▽
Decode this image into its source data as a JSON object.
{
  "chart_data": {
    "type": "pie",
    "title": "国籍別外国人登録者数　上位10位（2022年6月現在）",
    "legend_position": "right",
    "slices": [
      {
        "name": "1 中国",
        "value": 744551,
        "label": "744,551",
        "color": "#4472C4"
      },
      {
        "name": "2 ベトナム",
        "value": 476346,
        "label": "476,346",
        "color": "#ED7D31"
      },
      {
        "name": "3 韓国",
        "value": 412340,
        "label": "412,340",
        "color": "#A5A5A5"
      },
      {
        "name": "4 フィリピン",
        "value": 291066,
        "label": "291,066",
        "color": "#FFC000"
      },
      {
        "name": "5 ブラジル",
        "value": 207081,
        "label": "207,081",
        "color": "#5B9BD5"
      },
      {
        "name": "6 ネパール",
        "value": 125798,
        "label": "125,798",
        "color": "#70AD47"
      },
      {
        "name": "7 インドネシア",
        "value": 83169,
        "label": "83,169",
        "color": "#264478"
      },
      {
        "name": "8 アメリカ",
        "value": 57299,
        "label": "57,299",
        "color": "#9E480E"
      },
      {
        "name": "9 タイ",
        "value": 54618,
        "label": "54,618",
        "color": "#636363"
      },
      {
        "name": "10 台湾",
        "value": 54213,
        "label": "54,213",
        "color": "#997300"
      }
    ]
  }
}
△
▽
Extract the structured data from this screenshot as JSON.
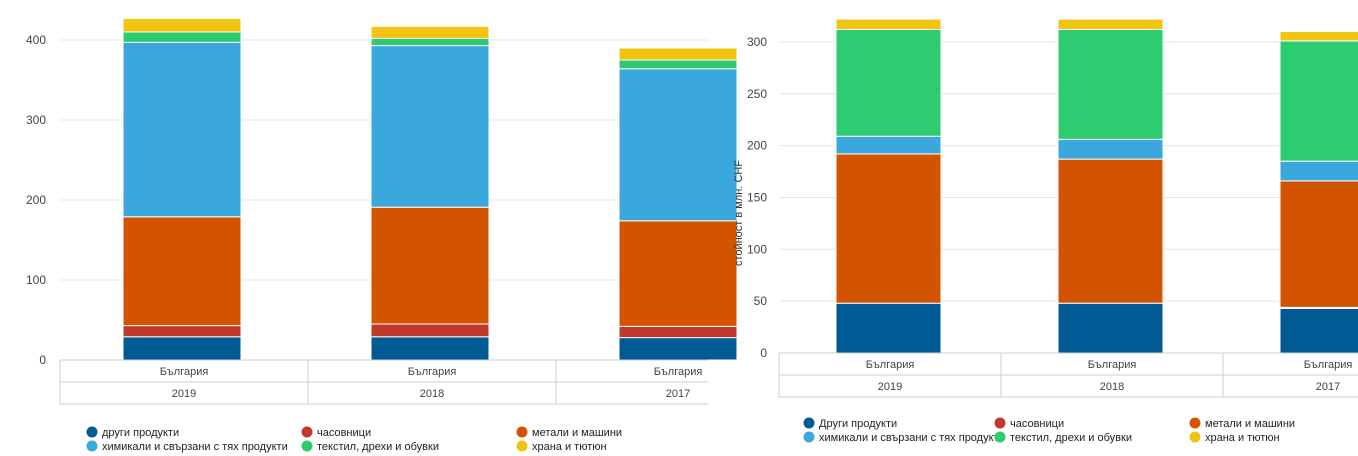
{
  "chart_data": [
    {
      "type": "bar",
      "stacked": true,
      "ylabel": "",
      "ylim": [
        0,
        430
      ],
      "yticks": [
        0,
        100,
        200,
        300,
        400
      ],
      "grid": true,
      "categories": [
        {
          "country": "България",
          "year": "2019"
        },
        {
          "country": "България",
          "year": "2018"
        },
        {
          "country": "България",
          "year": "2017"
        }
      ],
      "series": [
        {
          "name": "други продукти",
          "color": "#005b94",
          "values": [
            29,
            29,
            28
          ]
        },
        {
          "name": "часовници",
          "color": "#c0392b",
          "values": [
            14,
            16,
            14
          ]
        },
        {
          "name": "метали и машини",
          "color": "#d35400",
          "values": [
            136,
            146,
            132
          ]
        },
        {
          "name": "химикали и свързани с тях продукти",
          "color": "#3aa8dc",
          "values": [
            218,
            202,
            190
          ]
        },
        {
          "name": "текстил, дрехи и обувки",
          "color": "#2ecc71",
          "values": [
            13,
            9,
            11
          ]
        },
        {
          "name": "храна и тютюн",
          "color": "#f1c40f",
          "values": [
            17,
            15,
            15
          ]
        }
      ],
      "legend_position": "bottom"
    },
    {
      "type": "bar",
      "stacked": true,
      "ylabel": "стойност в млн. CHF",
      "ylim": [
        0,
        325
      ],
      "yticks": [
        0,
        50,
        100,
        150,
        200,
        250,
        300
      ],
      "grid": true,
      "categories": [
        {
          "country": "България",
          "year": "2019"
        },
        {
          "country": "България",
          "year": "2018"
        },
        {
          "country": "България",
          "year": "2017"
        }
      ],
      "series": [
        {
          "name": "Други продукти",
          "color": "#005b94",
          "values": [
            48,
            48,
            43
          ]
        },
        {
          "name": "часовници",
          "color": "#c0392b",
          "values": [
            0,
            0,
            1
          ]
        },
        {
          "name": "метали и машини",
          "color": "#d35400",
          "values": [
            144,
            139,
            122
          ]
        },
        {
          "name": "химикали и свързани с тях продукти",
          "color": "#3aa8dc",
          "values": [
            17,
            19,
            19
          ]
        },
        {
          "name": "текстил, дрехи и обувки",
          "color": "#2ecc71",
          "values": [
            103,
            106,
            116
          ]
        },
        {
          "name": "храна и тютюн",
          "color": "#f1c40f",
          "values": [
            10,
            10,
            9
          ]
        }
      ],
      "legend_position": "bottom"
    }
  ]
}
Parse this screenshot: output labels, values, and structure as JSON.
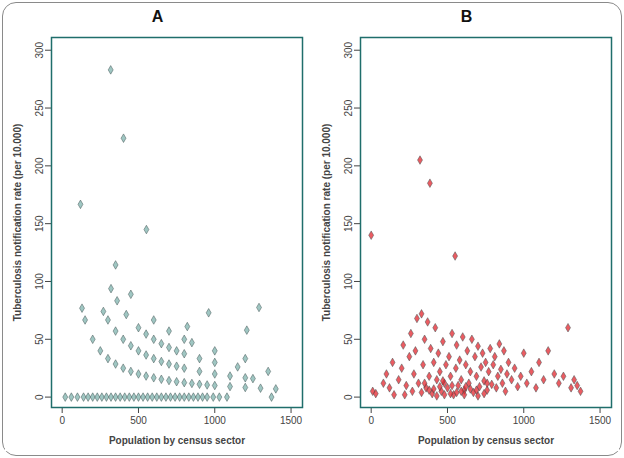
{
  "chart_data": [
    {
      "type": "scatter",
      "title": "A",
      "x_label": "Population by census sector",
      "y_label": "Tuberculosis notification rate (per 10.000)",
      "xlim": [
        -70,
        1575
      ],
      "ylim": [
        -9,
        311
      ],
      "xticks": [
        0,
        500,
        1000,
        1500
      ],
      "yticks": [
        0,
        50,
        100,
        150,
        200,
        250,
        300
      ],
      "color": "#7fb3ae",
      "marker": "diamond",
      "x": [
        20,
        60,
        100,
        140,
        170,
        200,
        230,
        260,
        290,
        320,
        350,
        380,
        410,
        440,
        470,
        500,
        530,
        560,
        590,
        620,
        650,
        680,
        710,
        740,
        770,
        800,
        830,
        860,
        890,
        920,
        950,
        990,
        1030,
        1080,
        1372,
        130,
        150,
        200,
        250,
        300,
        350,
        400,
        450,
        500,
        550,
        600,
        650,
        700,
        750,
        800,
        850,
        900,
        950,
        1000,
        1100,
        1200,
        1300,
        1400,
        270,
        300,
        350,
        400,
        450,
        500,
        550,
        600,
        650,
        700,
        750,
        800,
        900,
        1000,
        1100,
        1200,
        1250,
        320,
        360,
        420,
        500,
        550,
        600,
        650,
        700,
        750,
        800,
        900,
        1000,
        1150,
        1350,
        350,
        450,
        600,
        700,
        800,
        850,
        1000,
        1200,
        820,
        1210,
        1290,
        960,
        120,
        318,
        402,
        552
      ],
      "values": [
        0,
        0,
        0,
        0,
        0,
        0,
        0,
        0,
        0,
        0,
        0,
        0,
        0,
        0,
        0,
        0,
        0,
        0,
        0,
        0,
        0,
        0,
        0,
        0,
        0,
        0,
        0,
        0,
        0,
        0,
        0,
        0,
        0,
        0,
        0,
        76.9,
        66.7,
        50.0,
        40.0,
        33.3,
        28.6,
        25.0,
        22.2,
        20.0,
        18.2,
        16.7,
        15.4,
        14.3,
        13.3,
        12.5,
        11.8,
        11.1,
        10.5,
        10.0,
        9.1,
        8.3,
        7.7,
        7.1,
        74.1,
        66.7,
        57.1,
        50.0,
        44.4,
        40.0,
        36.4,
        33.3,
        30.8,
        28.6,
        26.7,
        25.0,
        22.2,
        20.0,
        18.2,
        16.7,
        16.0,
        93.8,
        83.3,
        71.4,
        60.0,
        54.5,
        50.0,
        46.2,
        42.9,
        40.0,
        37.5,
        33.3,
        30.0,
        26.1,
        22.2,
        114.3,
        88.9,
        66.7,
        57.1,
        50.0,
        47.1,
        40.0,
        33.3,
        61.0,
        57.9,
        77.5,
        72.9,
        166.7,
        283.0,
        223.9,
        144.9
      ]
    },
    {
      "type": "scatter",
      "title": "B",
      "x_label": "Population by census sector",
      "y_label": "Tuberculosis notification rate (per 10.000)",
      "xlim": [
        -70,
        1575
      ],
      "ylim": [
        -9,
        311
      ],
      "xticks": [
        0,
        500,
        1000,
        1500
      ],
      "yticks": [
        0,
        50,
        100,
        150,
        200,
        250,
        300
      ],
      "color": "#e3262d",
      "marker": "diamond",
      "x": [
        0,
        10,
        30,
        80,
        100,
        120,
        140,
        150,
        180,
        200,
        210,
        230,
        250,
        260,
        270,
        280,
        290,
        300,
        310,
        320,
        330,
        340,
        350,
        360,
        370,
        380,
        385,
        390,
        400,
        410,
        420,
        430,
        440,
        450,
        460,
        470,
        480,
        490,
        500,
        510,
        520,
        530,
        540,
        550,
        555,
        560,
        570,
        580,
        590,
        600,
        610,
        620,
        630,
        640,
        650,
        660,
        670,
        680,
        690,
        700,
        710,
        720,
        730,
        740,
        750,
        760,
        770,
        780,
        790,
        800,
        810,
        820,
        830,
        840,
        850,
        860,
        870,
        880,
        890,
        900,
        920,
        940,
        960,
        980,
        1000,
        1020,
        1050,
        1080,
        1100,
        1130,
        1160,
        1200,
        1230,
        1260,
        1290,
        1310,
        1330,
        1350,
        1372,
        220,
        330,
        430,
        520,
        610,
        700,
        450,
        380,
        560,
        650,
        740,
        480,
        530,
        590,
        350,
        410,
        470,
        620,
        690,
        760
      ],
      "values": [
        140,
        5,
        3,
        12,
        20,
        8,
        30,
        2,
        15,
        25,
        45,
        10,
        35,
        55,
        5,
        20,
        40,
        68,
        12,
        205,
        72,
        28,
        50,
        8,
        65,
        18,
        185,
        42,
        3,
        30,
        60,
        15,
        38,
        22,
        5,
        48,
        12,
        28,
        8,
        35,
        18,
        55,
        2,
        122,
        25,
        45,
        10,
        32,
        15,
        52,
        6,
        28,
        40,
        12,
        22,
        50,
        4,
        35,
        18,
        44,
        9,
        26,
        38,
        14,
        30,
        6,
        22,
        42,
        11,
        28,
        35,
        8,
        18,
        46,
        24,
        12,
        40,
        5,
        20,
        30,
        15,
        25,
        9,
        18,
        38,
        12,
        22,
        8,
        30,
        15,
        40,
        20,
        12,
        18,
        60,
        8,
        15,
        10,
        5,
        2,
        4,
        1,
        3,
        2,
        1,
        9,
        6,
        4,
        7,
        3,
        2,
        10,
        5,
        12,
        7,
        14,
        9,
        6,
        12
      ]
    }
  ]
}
△
■ **Objective**:
List all lines where "JSON" occurs.

■ **The solution**:
Decode this image into its source data as a JSON object.
Extract the structured data from this screenshot as JSON.
Parse this screenshot: output labels, values, and structure as JSON.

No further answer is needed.